Dataset items
============

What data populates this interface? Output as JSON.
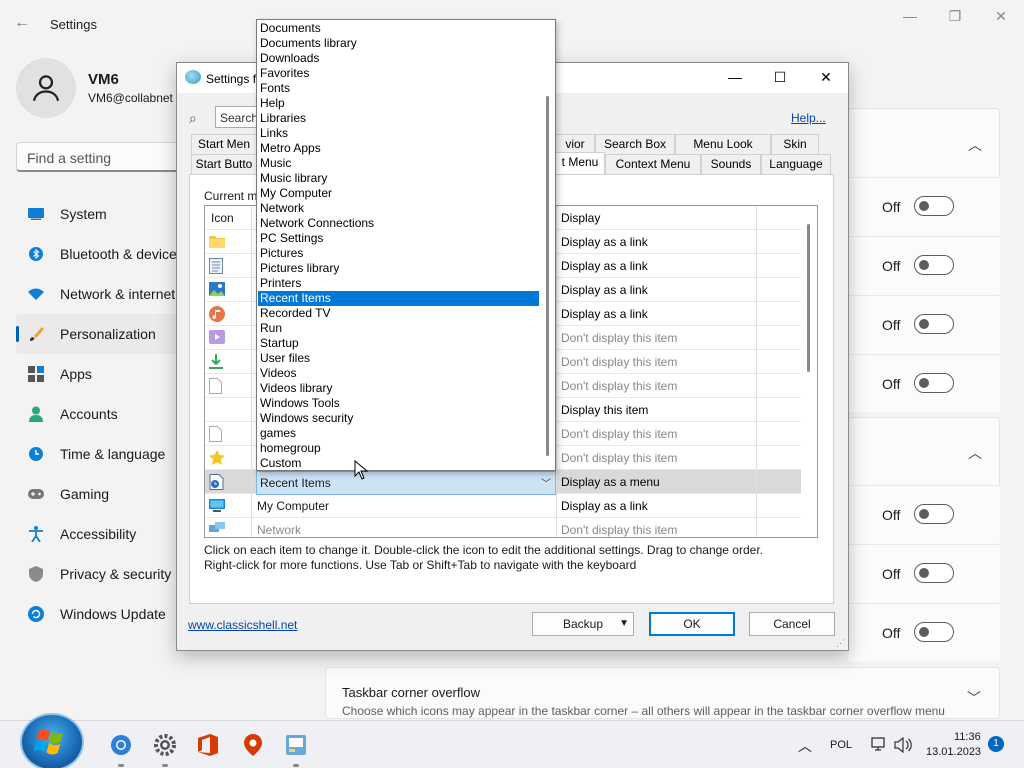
{
  "window": {
    "title": "Settings",
    "minimize": "—",
    "maximize": "❐",
    "close": "✕"
  },
  "user": {
    "name": "VM6",
    "email": "VM6@collabnet"
  },
  "search": {
    "placeholder": "Find a setting"
  },
  "sidebar": {
    "items": [
      {
        "label": "System",
        "icon": "monitor-icon"
      },
      {
        "label": "Bluetooth & devices",
        "icon": "bluetooth-icon"
      },
      {
        "label": "Network & internet",
        "icon": "wifi-icon"
      },
      {
        "label": "Personalization",
        "icon": "brush-icon",
        "active": true
      },
      {
        "label": "Apps",
        "icon": "apps-icon"
      },
      {
        "label": "Accounts",
        "icon": "person-icon"
      },
      {
        "label": "Time & language",
        "icon": "clock-globe-icon"
      },
      {
        "label": "Gaming",
        "icon": "gamepad-icon"
      },
      {
        "label": "Accessibility",
        "icon": "accessibility-icon"
      },
      {
        "label": "Privacy & security",
        "icon": "shield-icon"
      },
      {
        "label": "Windows Update",
        "icon": "update-icon"
      }
    ]
  },
  "toggles": [
    {
      "label": "Off"
    },
    {
      "label": "Off"
    },
    {
      "label": "Off"
    },
    {
      "label": "Off"
    },
    {
      "label": "Off"
    },
    {
      "label": "Off"
    },
    {
      "label": "Off"
    }
  ],
  "overflow": {
    "title": "Taskbar corner overflow",
    "description": "Choose which icons may appear in the taskbar corner – all others will appear in the taskbar corner overflow menu"
  },
  "taskbar": {
    "language": "POL",
    "time": "11:36",
    "date": "13.01.2023",
    "notifications": "1"
  },
  "dialog": {
    "title": "Settings fo",
    "search_text": "Search",
    "help": "Help...",
    "tabs_row1": [
      "Start Men",
      "vior",
      "Search Box",
      "Menu Look",
      "Skin"
    ],
    "tabs_row2": [
      "Start Butto",
      "t Menu",
      "Context Menu",
      "Sounds",
      "Language"
    ],
    "current_label": "Current m",
    "columns": {
      "icon": "Icon",
      "display": "Display"
    },
    "rows": [
      {
        "icon": "folder-icon",
        "name": "",
        "display": "Display as a link",
        "dim": false
      },
      {
        "icon": "document-icon",
        "name": "",
        "display": "Display as a link",
        "dim": false
      },
      {
        "icon": "picture-icon",
        "name": "",
        "display": "Display as a link",
        "dim": false
      },
      {
        "icon": "music-icon",
        "name": "",
        "display": "Display as a link",
        "dim": false
      },
      {
        "icon": "video-icon",
        "name": "",
        "display": "Don't display this item",
        "dim": true
      },
      {
        "icon": "download-icon",
        "name": "",
        "display": "Don't display this item",
        "dim": true
      },
      {
        "icon": "blank-page-icon",
        "name": "",
        "display": "Don't display this item",
        "dim": true
      },
      {
        "icon": "none",
        "name": "",
        "display": "Display this item",
        "dim": false
      },
      {
        "icon": "blank-page-icon",
        "name": "",
        "display": "Don't display this item",
        "dim": true
      },
      {
        "icon": "star-icon",
        "name": "",
        "display": "Don't display this item",
        "dim": true
      },
      {
        "icon": "recent-items-icon",
        "name": "Recent Items",
        "display": "Display as a menu",
        "dim": false,
        "selected": true
      },
      {
        "icon": "computer-icon",
        "name": "My Computer",
        "display": "Display as a link",
        "dim": false
      },
      {
        "icon": "network-icon",
        "name": "Network",
        "display": "Don't display this item",
        "dim": true
      }
    ],
    "combo_value": "Recent Items",
    "hint_line1": "Click on each item to change it. Double-click the icon to edit the additional settings. Drag to change order.",
    "hint_line2": "Right-click for more functions. Use Tab or Shift+Tab to navigate with the keyboard",
    "link": "www.classicshell.net",
    "backup": "Backup",
    "ok": "OK",
    "cancel": "Cancel"
  },
  "dropdown": {
    "items": [
      "Documents",
      "Documents library",
      "Downloads",
      "Favorites",
      "Fonts",
      "Help",
      "Libraries",
      "Links",
      "Metro Apps",
      "Music",
      "Music library",
      "My Computer",
      "Network",
      "Network Connections",
      "PC Settings",
      "Pictures",
      "Pictures library",
      "Printers",
      "Recent Items",
      "Recorded TV",
      "Run",
      "Startup",
      "User files",
      "Videos",
      "Videos library",
      "Windows Tools",
      "Windows security",
      "games",
      "homegroup",
      "Custom"
    ],
    "selected": "Recent Items"
  },
  "colors": {
    "accent": "#0078d7",
    "win_accent": "#005fb8"
  }
}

============

▸ **Short problem**
From the data above, work out how many lines contain the string "overflow" and reply with only the number.

▸ **Response to the exercise**
3